#### [SHORT PROBLEM]
All of the data should be repeated exactly; pictures are not part of the copy.

Saved data entries
= = =

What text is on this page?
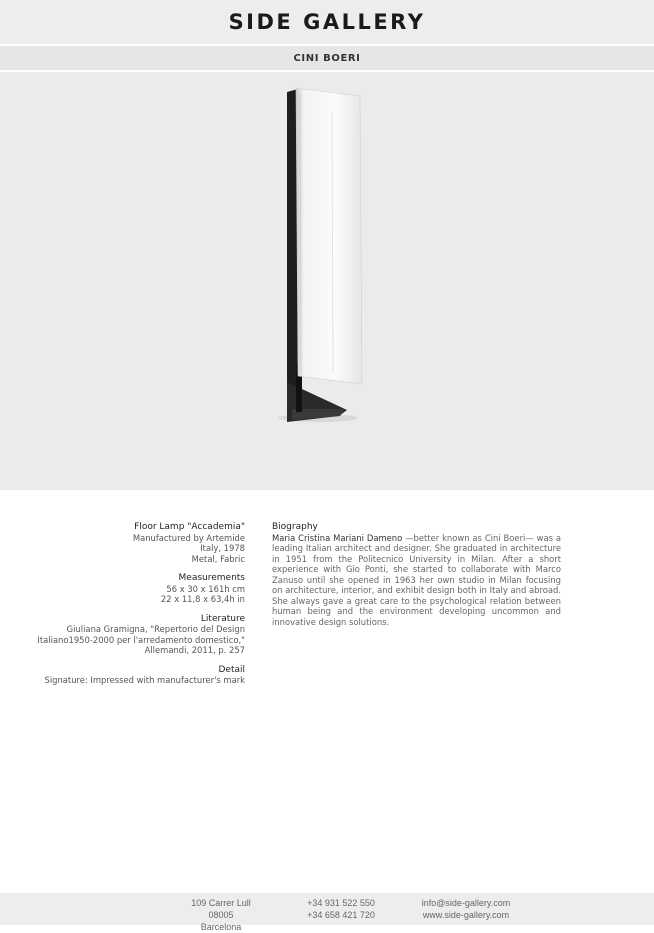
SIDE GALLERY
CINI BOERI

Floor Lamp "Accademia"

Manufactured by Artemide

Italy, 1978

Metal, Fabric

Measurements

56 x 30 x 161h cm

22 x 11,8 x 63,4h in

Literature

Giuliana Gramigna, "Repertorio del Design

Italiano1950-2000 per l'arredamento domestico,"

Allemandi, 2011, p. 257

Detail

Signature: Impressed with manufacturer's mark

Biography

Maria Cristina Mariani Dameno —better known as Cini Boeri— was a leading Italian architect and designer. She graduated in architecture in 1951 from the Politecnico University in Milan. After a short experience with Gio Ponti, she started to collaborate with Marco Zanuso until she opened in 1963 her own studio in Milan focusing on architecture, interior, and exhibit design both in Italy and abroad. She always gave a great care to the psychological relation between human being and the environment developing uncommon and innovative design solutions.

109 Carrer Lull
08005 Barcelona
+34 931 522 550
+34 658 421 720
info@side-gallery.com
www.side-gallery.com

= = =

#### [THE ANSWER]
What text is on this page?
SIDE GALLERY
CINI BOERI

Floor Lamp "Accademia"

Manufactured by Artemide

Italy, 1978

Metal, Fabric

Measurements

56 x 30 x 161h cm

22 x 11,8 x 63,4h in

Literature

Giuliana Gramigna, "Repertorio del Design

Italiano1950-2000 per l'arredamento domestico,"

Allemandi, 2011, p. 257

Detail

Signature: Impressed with manufacturer's mark

Biography

Maria Cristina Mariani Dameno —better known as Cini Boeri— was a leading Italian architect and designer. She graduated in architecture in 1951 from the Politecnico University in Milan. After a short experience with Gio Ponti, she started to collaborate with Marco Zanuso until she opened in 1963 her own studio in Milan focusing on architecture, interior, and exhibit design both in Italy and abroad. She always gave a great care to the psychological relation between human being and the environment developing uncommon and innovative design solutions.

109 Carrer Lull
08005 Barcelona
+34 931 522 550
+34 658 421 720
info@side-gallery.com
www.side-gallery.com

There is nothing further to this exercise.